Stored entries
=-=-=

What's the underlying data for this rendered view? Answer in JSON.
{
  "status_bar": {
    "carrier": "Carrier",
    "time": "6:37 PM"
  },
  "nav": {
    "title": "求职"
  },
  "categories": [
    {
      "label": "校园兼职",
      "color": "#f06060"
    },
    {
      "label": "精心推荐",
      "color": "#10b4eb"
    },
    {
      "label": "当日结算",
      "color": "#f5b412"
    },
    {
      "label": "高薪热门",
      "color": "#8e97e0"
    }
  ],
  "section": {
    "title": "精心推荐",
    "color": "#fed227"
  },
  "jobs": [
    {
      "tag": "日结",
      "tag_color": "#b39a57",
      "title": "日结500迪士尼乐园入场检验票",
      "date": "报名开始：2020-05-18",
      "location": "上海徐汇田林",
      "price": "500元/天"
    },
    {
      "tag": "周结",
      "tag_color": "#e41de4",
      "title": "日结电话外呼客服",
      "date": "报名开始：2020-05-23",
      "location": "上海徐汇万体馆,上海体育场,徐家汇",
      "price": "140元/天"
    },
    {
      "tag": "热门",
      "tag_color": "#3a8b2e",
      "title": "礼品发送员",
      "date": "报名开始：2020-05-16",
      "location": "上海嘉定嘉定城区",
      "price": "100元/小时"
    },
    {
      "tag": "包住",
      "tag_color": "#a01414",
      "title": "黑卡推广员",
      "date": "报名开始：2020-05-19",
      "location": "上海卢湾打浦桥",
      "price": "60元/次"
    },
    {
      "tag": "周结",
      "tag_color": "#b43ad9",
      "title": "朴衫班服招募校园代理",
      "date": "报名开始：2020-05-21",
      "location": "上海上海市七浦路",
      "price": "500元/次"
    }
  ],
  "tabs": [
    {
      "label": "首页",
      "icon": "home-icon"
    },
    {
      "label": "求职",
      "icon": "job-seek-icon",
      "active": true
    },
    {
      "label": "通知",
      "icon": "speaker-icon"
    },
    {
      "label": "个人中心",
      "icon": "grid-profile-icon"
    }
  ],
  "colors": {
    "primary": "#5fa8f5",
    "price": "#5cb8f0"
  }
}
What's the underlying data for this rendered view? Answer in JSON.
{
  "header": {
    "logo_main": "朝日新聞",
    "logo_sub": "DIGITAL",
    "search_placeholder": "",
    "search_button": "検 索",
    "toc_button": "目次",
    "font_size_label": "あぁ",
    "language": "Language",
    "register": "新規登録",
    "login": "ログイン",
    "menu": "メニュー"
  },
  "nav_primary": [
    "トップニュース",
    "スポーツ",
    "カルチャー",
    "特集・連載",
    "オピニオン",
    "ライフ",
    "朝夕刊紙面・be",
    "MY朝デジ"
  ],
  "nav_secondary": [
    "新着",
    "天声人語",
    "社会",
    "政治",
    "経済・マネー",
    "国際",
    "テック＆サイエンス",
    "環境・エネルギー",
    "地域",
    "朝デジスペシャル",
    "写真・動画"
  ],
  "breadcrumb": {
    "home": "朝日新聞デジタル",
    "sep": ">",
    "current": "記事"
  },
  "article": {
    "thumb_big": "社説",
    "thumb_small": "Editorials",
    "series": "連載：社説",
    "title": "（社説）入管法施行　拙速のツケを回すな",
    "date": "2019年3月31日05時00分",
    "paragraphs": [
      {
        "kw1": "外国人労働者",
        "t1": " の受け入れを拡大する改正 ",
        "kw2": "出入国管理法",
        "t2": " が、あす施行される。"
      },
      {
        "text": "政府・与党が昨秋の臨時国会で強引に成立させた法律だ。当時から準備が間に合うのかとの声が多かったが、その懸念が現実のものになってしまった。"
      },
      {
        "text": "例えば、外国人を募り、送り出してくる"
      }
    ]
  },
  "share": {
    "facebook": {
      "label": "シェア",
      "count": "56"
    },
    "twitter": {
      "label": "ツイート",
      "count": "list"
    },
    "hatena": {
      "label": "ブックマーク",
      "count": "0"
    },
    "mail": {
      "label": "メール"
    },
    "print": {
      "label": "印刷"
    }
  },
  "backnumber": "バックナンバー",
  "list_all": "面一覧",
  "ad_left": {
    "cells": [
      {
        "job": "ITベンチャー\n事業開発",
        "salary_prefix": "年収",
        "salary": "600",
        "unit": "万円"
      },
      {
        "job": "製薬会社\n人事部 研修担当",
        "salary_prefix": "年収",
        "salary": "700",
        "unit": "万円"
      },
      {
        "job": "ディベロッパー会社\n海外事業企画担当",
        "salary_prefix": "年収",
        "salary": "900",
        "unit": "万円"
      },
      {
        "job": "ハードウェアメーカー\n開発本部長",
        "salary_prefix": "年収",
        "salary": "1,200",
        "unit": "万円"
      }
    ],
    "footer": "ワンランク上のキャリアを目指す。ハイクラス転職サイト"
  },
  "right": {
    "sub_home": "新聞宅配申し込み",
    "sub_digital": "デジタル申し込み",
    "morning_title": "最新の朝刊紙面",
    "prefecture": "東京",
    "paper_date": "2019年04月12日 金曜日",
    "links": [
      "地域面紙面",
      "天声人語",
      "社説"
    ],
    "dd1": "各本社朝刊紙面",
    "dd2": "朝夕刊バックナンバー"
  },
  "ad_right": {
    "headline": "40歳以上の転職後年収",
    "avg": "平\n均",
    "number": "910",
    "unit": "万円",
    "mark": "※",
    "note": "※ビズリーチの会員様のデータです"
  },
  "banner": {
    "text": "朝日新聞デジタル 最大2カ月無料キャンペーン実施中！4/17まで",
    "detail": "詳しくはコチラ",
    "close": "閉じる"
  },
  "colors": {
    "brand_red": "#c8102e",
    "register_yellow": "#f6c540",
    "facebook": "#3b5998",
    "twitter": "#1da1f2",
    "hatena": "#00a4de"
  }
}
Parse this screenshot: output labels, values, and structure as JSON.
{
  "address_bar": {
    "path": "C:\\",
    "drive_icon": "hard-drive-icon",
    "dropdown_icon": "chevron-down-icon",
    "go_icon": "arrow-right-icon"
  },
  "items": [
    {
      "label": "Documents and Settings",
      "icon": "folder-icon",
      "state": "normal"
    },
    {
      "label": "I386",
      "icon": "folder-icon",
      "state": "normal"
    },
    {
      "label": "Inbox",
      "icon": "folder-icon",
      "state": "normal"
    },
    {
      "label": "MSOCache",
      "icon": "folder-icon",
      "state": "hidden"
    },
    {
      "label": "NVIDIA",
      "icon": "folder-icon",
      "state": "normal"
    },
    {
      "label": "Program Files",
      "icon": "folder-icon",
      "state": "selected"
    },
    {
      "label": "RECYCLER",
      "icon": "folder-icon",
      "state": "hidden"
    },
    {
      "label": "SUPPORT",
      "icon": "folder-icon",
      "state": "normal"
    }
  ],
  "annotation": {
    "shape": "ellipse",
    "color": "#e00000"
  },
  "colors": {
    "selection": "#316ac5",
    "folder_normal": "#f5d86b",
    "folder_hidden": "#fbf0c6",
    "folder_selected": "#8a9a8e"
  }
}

=-=-=

» **DO THIS**
Copy only the stretch running from the line containing "Parse this screenshot: output" to the final line of the entries, both ends included, exactly as it stands.

» **EXERCISE RESPONSE**
Parse this screenshot: output labels, values, and structure as JSON.
{
  "address_bar": {
    "path": "C:\\",
    "drive_icon": "hard-drive-icon",
    "dropdown_icon": "chevron-down-icon",
    "go_icon": "arrow-right-icon"
  },
  "items": [
    {
      "label": "Documents and Settings",
      "icon": "folder-icon",
      "state": "normal"
    },
    {
      "label": "I386",
      "icon": "folder-icon",
      "state": "normal"
    },
    {
      "label": "Inbox",
      "icon": "folder-icon",
      "state": "normal"
    },
    {
      "label": "MSOCache",
      "icon": "folder-icon",
      "state": "hidden"
    },
    {
      "label": "NVIDIA",
      "icon": "folder-icon",
      "state": "normal"
    },
    {
      "label": "Program Files",
      "icon": "folder-icon",
      "state": "selected"
    },
    {
      "label": "RECYCLER",
      "icon": "folder-icon",
      "state": "hidden"
    },
    {
      "label": "SUPPORT",
      "icon": "folder-icon",
      "state": "normal"
    }
  ],
  "annotation": {
    "shape": "ellipse",
    "color": "#e00000"
  },
  "colors": {
    "selection": "#316ac5",
    "folder_normal": "#f5d86b",
    "folder_hidden": "#fbf0c6",
    "folder_selected": "#8a9a8e"
  }
}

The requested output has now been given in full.